**EXTRAIT DU DOCUMENT**:
—————
« BHL: le révélateur de salauds! », par Mohamed Sifaoui
sur le Huffington Post
B.H.L ! Décidément, voilà trois lettres, des initiales, qui ne laissent pas indifférents. Par sa seule apparition quelque part, Bernard-Henri Lévy fait naître, chez certains, les réactions les plus folles. Les plus détestables aussi. Il ne provoque pas chez eux le débat, la dispute intellectuelle ou la polémique. Ce qui serait normal pour tout personnage public soumis à la critique. Non BHL, suscite plus que cela. Il suscite la haine.
L’exemple en a été donné, ce week-end encore, par quelques excités tunisiens, immatures politiquement, emportés par une culture militante post-révolutionnaire, mêlant délires paranoïaques, sentiments anti-israéliens, relents antisémites, pulsions anti-occidentales, repli sur soi, peur de l’étranger, médiocrité politique et l’assurance de l’enfant gâté convaincu que le symbole « Dégage ! » peut désormais être brandi, de manière brouillonne, aussi bien, devant le dictateur qu’en face du démocrate. Certains tunisiens ont trouvé désormais un « joujou » qu’ils dégainent indistinctement à la face de l’ennemi et de l’adversaire et à la face de l’ami et de l’allié.
Le « Dégage ! », c’est un peu la télécommande d’une rue qui bouillonne. Et cette fameuse pancarte est désormais accessible à tout un chacun. À la portée du révolutionnaire structuré et politisé et à la portée du tout-venant frustré probablement de ne pas avoir eu le courage d’être là quand la vraie révolution fauchait des vies humaines dans les faubourgs de Tunis et dans les rues de Sidi Bouzid. Et le frustré prend aujourd’hui son courage à deux mains pour aller dire « Dégage ! » à un ami des démocrates tunisiens ou alors il se penche sur son clavier pour écrire la bêtise et décrire « l’odieux personnage » qu’est à ses yeux BHL.
—————
**ENTRÉES FOURNIES**:

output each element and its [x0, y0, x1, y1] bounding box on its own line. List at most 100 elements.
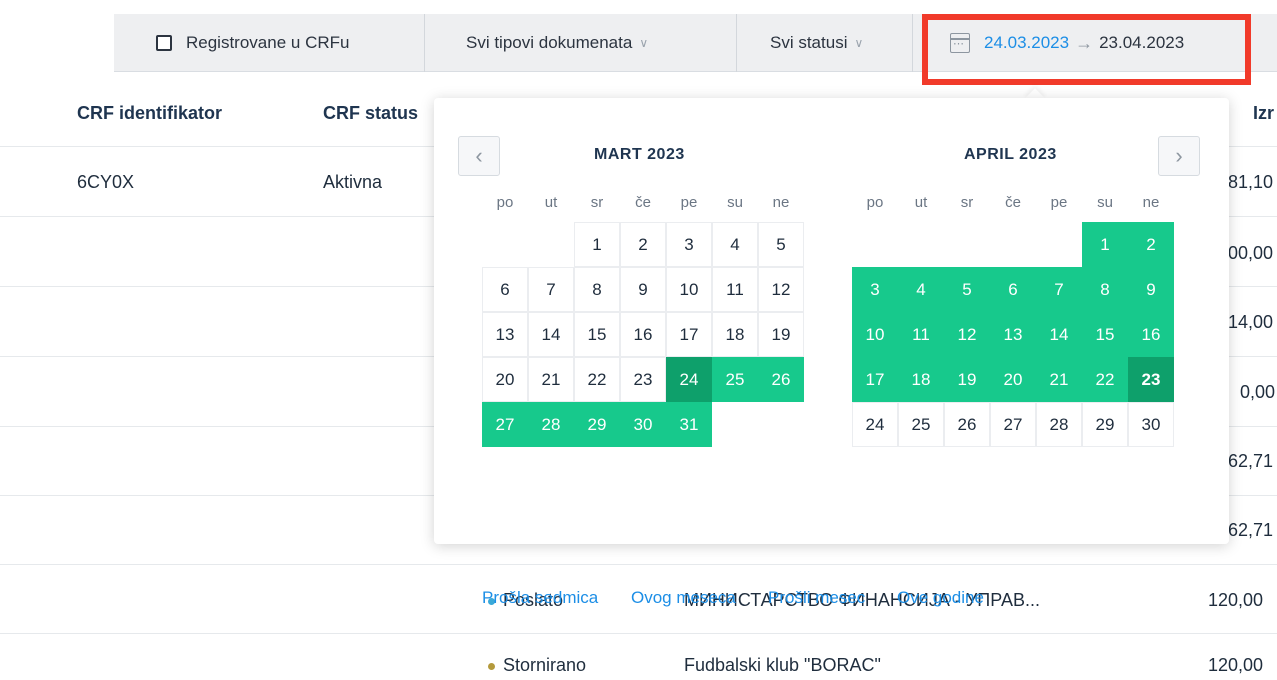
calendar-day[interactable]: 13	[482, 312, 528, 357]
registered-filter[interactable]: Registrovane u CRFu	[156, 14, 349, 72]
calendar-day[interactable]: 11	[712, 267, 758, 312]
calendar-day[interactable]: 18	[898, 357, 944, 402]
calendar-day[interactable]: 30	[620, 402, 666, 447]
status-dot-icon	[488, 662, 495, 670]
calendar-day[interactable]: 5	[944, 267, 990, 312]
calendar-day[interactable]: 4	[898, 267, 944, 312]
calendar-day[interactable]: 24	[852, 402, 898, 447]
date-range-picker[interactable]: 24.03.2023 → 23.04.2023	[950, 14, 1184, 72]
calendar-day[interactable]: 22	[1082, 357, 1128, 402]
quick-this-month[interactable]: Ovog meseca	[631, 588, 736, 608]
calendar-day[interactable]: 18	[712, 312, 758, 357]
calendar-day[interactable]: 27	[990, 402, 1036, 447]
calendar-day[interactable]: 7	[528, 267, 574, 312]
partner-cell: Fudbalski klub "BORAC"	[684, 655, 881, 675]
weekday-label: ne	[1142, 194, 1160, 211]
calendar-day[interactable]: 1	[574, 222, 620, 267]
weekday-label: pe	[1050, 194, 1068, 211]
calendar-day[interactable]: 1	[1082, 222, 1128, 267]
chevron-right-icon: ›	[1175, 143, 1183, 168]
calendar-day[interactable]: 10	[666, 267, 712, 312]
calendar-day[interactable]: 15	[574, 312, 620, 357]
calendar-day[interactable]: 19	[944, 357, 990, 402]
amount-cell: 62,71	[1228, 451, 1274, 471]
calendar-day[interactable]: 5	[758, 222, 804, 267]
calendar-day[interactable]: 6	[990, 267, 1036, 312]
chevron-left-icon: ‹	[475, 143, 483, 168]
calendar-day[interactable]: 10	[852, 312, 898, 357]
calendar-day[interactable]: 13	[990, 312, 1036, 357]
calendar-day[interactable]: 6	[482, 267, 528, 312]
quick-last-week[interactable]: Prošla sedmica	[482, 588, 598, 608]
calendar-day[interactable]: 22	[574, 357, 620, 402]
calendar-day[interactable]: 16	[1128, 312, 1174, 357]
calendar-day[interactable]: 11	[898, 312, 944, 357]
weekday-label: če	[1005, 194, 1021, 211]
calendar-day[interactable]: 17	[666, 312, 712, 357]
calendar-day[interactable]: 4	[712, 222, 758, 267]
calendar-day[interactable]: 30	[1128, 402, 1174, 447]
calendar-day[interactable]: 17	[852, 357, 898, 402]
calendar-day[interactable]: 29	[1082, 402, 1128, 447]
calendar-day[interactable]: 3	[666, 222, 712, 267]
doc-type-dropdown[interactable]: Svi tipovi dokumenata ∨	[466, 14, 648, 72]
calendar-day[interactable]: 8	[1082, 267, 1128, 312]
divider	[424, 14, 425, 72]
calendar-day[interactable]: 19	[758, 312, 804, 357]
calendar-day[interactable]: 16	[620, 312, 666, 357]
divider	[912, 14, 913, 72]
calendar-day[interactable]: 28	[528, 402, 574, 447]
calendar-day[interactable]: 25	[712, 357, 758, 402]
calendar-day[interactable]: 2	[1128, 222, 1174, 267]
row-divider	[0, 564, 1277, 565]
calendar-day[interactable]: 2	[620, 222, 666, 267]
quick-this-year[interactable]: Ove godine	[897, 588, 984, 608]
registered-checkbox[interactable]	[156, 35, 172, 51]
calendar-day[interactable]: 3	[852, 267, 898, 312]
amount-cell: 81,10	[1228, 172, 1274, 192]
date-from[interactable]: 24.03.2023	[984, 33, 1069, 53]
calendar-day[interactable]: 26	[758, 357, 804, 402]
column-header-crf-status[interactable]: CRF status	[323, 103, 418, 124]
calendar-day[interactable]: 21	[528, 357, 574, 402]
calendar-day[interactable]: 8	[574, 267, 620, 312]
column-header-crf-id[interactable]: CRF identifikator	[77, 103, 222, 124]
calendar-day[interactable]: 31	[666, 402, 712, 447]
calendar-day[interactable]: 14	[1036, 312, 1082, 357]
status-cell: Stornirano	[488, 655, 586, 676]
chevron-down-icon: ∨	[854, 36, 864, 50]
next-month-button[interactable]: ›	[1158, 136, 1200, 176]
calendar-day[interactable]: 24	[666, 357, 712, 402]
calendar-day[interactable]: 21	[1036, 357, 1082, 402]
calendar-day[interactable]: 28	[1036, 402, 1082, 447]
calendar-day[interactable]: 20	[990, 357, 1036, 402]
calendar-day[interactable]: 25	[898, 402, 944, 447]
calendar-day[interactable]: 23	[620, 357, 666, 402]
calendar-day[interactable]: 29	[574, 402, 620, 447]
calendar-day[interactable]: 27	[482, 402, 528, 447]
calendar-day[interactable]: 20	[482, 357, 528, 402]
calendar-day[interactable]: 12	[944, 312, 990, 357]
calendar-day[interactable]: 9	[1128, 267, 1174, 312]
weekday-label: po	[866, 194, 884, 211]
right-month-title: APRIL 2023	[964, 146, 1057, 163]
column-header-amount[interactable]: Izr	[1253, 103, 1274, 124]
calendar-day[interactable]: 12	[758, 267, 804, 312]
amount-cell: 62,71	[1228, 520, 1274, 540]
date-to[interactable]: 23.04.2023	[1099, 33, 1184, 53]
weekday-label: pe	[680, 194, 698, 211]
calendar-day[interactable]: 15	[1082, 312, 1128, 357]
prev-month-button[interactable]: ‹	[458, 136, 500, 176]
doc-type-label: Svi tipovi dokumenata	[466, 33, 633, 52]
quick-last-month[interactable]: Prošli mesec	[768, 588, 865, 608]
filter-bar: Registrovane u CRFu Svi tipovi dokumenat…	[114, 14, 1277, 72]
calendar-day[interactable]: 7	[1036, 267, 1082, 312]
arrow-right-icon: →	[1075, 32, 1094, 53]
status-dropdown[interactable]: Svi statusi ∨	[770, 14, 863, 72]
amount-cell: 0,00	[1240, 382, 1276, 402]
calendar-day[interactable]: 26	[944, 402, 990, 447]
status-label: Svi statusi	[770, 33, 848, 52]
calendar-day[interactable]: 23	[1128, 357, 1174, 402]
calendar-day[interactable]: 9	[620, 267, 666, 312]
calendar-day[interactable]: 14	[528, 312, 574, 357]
—————
**OBJET DE L'EXERCICE**:
Pouvez-vous recopier fidèlement le passage de la tribune sur BHL qui va de « L’exemple en a » jusqu'à « et de l’allié. » ? Les entrées proviennent d'une autre source que la tribune.

**BONNE RÉPONSE**:
L’exemple en a été donné, ce week-end encore, par quelques excités tunisiens, immatures politiquement, emportés par une culture militante post-révolutionnaire, mêlant délires paranoïaques, sentiments anti-israéliens, relents antisémites, pulsions anti-occidentales, repli sur soi, peur de l’étranger, médiocrité politique et l’assurance de l’enfant gâté convaincu que le symbole « Dégage ! » peut désormais être brandi, de manière brouillonne, aussi bien, devant le dictateur qu’en face du démocrate. Certains tunisiens ont trouvé désormais un « joujou » qu’ils dégainent indistinctement à la face de l’ennemi et de l’adversaire et à la face de l’ami et de l’allié.